- _Extracted entries_:
******

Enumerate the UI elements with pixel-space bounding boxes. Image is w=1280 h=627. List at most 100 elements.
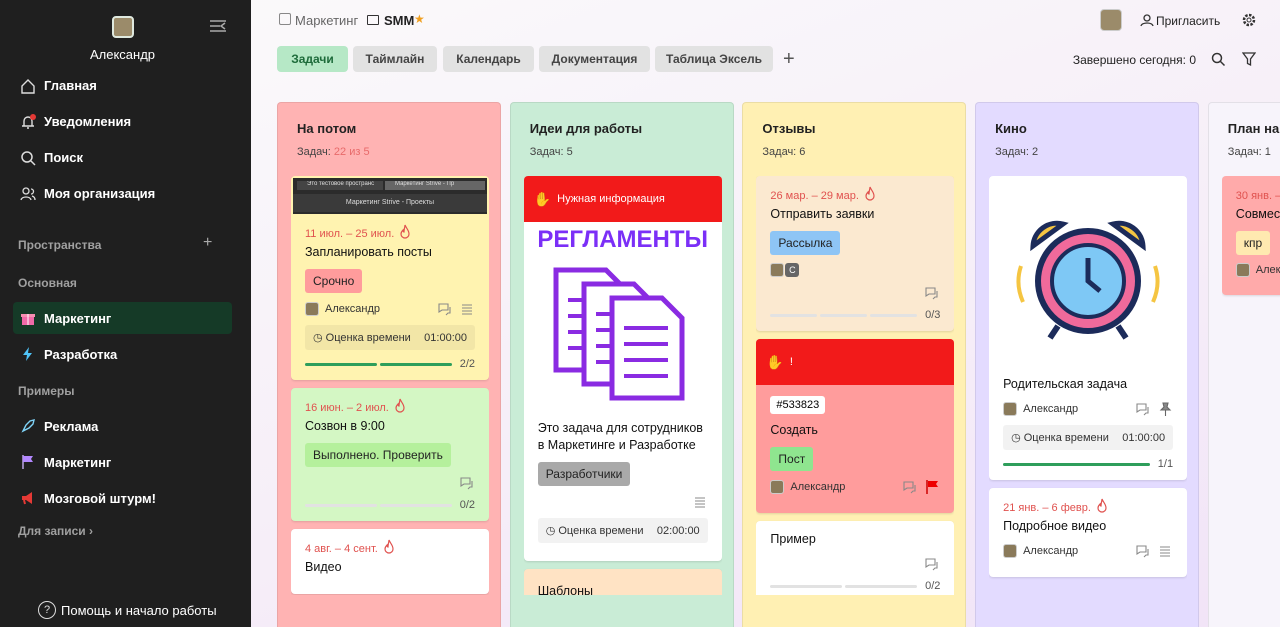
date-text: 30 янв. – [1235,190,1280,202]
column: На потом Задач: 22 из 5 Это тестовое прост… [277,102,501,627]
nav-icon-part [20,188,36,201]
clock-illustration [1016,220,1160,340]
task-card[interactable]: Шаблоны [523,569,722,595]
fire-icon-part [395,398,405,413]
tab[interactable]: Таблица Эксель [655,46,773,72]
records-link[interactable]: Для записи › [18,524,94,538]
user-avatar[interactable] [112,16,134,38]
column-title: План на н [1227,121,1280,136]
space-item[interactable]: Реклама [44,419,99,434]
date-text: 21 янв. – 6 февр. [1003,502,1091,514]
column: Отзывы Задач: 6 26 мар. – 29 мар. Отправить… [742,102,967,627]
card-body: Шаблоны [524,569,722,595]
fire-icon [384,539,394,554]
task-card[interactable]: Пример 0/2 [756,521,955,595]
card-screenshot: Это тестовое пространс Маркетинг Strive -… [293,178,487,214]
filter-icon[interactable] [1242,52,1256,67]
count-label: Задач: [762,146,797,158]
task-card[interactable]: 30 янв. – Совместн разработ кпр Алек [1221,176,1280,295]
tab[interactable]: Таймлайн [353,46,437,72]
favorite-star[interactable]: ★ [414,12,425,26]
task-card[interactable]: ✋ Нужная информация РЕГЛАМЕНТЫ Это задача д… [523,176,722,561]
tab[interactable]: Календарь [443,46,534,72]
task-card[interactable]: 21 янв. – 6 февр. Подробное видео Александ… [989,488,1188,577]
screenshot-tab: Маркетинг Strive - Пр [385,181,485,190]
space-item[interactable]: Маркетинг [44,455,112,470]
progress-segment [870,313,918,317]
card-image [989,176,1187,366]
progress-bar [305,362,452,366]
comment-icon [460,477,473,490]
fire-icon-part [400,224,410,239]
tab[interactable]: Документация [539,46,650,72]
card-assignee: Алек [1235,263,1280,277]
task-card[interactable]: 16 июн. – 2 июл. Созвон в 9:00 Выполнено. … [291,388,489,521]
comment-icon-part [1136,545,1147,556]
time-value: 01:00:00 [1122,431,1166,444]
illustration-part [1085,258,1102,293]
nav-item[interactable]: Главная [44,78,97,93]
card-avatars: С [770,263,940,277]
task-card[interactable]: Родительская задача Александр ◷ Оценка вре… [989,176,1188,480]
progress-segment [305,362,377,366]
nav-icon [21,79,35,94]
time-label-wrap: ◷ Оценка времени [1011,432,1109,444]
comment-icon-part [933,291,938,300]
task-card[interactable]: 4 авг. – 4 сент. Видео [291,529,489,594]
nav-item[interactable]: Моя организация [44,186,156,201]
card-tag: Пост [770,447,814,471]
comment-icon [925,287,938,300]
space-item[interactable]: Маркетинг [44,311,112,326]
task-card[interactable]: 26 мар. – 29 мар. Отправить заявки Рассылк… [756,176,955,331]
help-link[interactable]: Помощь и начало работы [61,603,217,618]
header-avatar[interactable] [1100,9,1122,31]
banner-text: ! [789,356,793,368]
progress-text: 0/2 [925,580,941,592]
breadcrumb-folder[interactable]: SMM [384,13,415,28]
add-tab[interactable]: + [783,48,795,70]
assignee-name: Александр [1023,403,1079,415]
card-body: 4 авг. – 4 сент. Видео [291,529,489,594]
card-body: #533823 Создать Пост Александр [756,385,954,513]
nav-item[interactable]: Уведомления [44,114,132,129]
search-icon[interactable] [1211,52,1226,67]
task-card[interactable]: Это тестовое пространс Маркетинг Strive -… [291,176,489,380]
nav-icon-part [22,187,30,195]
assignee-name: Алек [1255,264,1280,276]
card-progress: 0/3 [770,309,940,321]
screenshot-bar: Маркетинг Strive - Проекты [293,194,487,212]
assignee-name: Александр [1023,545,1079,557]
card-tag: Разработчики [537,462,631,486]
space-icon [22,455,33,469]
invite-icon [1140,14,1154,27]
card-progress: 2/2 [305,358,475,370]
list-icon [1160,546,1171,557]
task-card[interactable]: ✋! #533823 Создать Пост Александр [756,339,955,513]
tab[interactable]: Задачи [277,46,348,72]
sidebar: Александр Главная Уведомления Поиск Моя орг… [0,0,251,627]
nav-item[interactable]: Поиск [44,150,84,165]
space-icon [21,419,35,433]
card-title: Видео [305,560,342,574]
card-tag: Срочно [305,269,363,293]
invite-button[interactable]: Пригласить [1156,14,1221,28]
column-count: Задач: 2 [995,146,1038,158]
settings-icon[interactable] [1242,13,1256,27]
space-item[interactable]: Мозговой штурм! [44,491,156,506]
time-value: 01:00:00 [424,331,467,344]
column-count: Задач: 22 из 5 [297,146,370,158]
column-title: Идеи для работы [529,121,643,136]
comment-icon-part [460,477,471,488]
collapse-icon[interactable] [209,19,227,33]
add-space[interactable]: + [203,234,213,251]
comment-icon-part [903,481,914,492]
breadcrumb-space[interactable]: Маркетинг [295,13,359,28]
space-item[interactable]: Разработка [44,347,118,362]
comment-icon-part [933,562,938,571]
nav-icon-part [22,116,34,129]
illustration-part [1107,220,1146,252]
progress-text: 1/1 [1157,458,1174,470]
tag-wrap: Пост [770,447,940,479]
space-icon-part [23,499,26,505]
space-icon [22,492,32,505]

******

- _Aim of the exercise_: Return every line of the entries above verbatim, leaving out the pictures.

- _Problem solution_:
Enumerate the UI elements with pixel-space bounding boxes. Image is w=1280 h=627. List at most 100 elements.
date-text: 30 янв. – [1235,190,1280,202]
column: На потом Задач: 22 из 5 Это тестовое прост… [277,102,501,627]
nav-icon-part [20,188,36,201]
clock-illustration [1016,220,1160,340]
task-card[interactable]: Шаблоны [523,569,722,595]
fire-icon-part [395,398,405,413]
tab[interactable]: Таблица Эксель [655,46,773,72]
records-link[interactable]: Для записи › [18,524,94,538]
user-avatar[interactable] [112,16,134,38]
column-title: План на н [1227,121,1280,136]
space-item[interactable]: Реклама [44,419,99,434]
date-text: 21 янв. – 6 февр. [1003,502,1091,514]
column: Отзывы Задач: 6 26 мар. – 29 мар. Отправить… [742,102,967,627]
card-body: Шаблоны [524,569,722,595]
fire-icon [384,539,394,554]
task-card[interactable]: Пример 0/2 [756,521,955,595]
card-screenshot: Это тестовое пространс Маркетинг Strive -… [293,178,487,214]
filter-icon[interactable] [1242,52,1256,67]
count-label: Задач: [762,146,797,158]
task-card[interactable]: 30 янв. – Совместн разработ кпр Алек [1221,176,1280,295]
tab[interactable]: Таймлайн [353,46,437,72]
favorite-star[interactable]: ★ [414,12,425,26]
task-card[interactable]: ✋ Нужная информация РЕГЛАМЕНТЫ Это задача д… [523,176,722,561]
tab[interactable]: Календарь [443,46,534,72]
task-card[interactable]: 21 янв. – 6 февр. Подробное видео Александ… [989,488,1188,577]
screenshot-tab: Маркетинг Strive - Пр [385,181,485,190]
space-item[interactable]: Маркетинг [44,455,112,470]
progress-segment [870,313,918,317]
card-image [989,176,1187,366]
progress-bar [305,362,452,366]
comment-icon [460,477,473,490]
fire-icon-part [400,224,410,239]
tab[interactable]: Документация [539,46,650,72]
card-assignee: Алек [1235,263,1280,277]
task-card[interactable]: 16 июн. – 2 июл. Созвон в 9:00 Выполнено. … [291,388,489,521]
comment-icon-part [1136,545,1147,556]
time-value: 01:00:00 [1122,431,1166,444]
illustration-part [1085,258,1102,293]
nav-item[interactable]: Главная [44,78,97,93]
card-avatars: С [770,263,940,277]
task-card[interactable]: Родительская задача Александр ◷ Оценка вре… [989,176,1188,480]
progress-segment [305,362,377,366]
nav-icon [21,79,35,94]
time-label-wrap: ◷ Оценка времени [1011,432,1109,444]
comment-icon-part [933,291,938,300]
task-card[interactable]: 4 авг. – 4 сент. Видео [291,529,489,594]
nav-item[interactable]: Моя организация [44,186,156,201]
card-tag: Пост [770,447,814,471]
comment-icon [925,287,938,300]
space-item[interactable]: Маркетинг [44,311,112,326]
task-card[interactable]: 26 мар. – 29 мар. Отправить заявки Рассылк… [756,176,955,331]
help-link[interactable]: Помощь и начало работы [61,603,217,618]
header-avatar[interactable] [1100,9,1122,31]
banner-text: ! [789,356,793,368]
progress-text: 0/2 [925,580,941,592]
breadcrumb-folder[interactable]: SMM [384,13,415,28]
add-tab[interactable]: + [783,48,795,70]
assignee-name: Александр [1023,403,1079,415]
card-body: 4 авг. – 4 сент. Видео [291,529,489,594]
card-body: #533823 Создать Пост Александр [756,385,954,513]
nav-item[interactable]: Уведомления [44,114,132,129]
search-icon[interactable] [1211,52,1226,67]
task-card[interactable]: Это тестовое пространс Маркетинг Strive -… [291,176,489,380]
nav-icon-part [22,187,30,195]
assignee-name: Алек [1255,264,1280,276]
card-progress: 0/3 [770,309,940,321]
screenshot-bar: Маркетинг Strive - Проекты [293,194,487,212]
assignee-name: Александр [1023,545,1079,557]
card-tag: Разработчики [537,462,631,486]
space-icon [22,455,33,469]
invite-icon [1140,14,1154,27]
card-progress: 2/2 [305,358,475,370]
list-icon [1160,546,1171,557]
task-card[interactable]: ✋! #533823 Создать Пост Александр [756,339,955,513]
tab[interactable]: Задачи [277,46,348,72]
sidebar: Александр Главная Уведомления Поиск Моя орг… [0,0,251,627]
nav-item[interactable]: Поиск [44,150,84,165]
space-icon [21,419,35,433]
card-title: Видео [305,560,342,574]
card-tag: Срочно [305,269,363,293]
invite-button[interactable]: Пригласить [1156,14,1221,28]
column-count: Задач: 2 [995,146,1038,158]
settings-icon[interactable] [1242,13,1256,27]
space-item[interactable]: Мозговой штурм! [44,491,156,506]
time-value: 01:00:00 [424,331,467,344]
column-count: Задач: 22 из 5 [297,146,370,158]
column-title: Идеи для работы [529,121,643,136]
comment-icon-part [460,477,471,488]
collapse-icon[interactable] [209,19,227,33]
add-space[interactable]: + [203,234,213,251]
comment-icon-part [903,481,914,492]
breadcrumb-space[interactable]: Маркетинг [295,13,359,28]
space-item[interactable]: Разработка [44,347,118,362]
comment-icon-part [933,562,938,571]
nav-icon-part [22,116,34,129]
illustration-part [1107,220,1146,252]
progress-text: 1/1 [1157,458,1174,470]
tag-wrap: Пост [770,447,940,479]
space-icon-part [23,499,26,505]
space-icon [22,492,32,505]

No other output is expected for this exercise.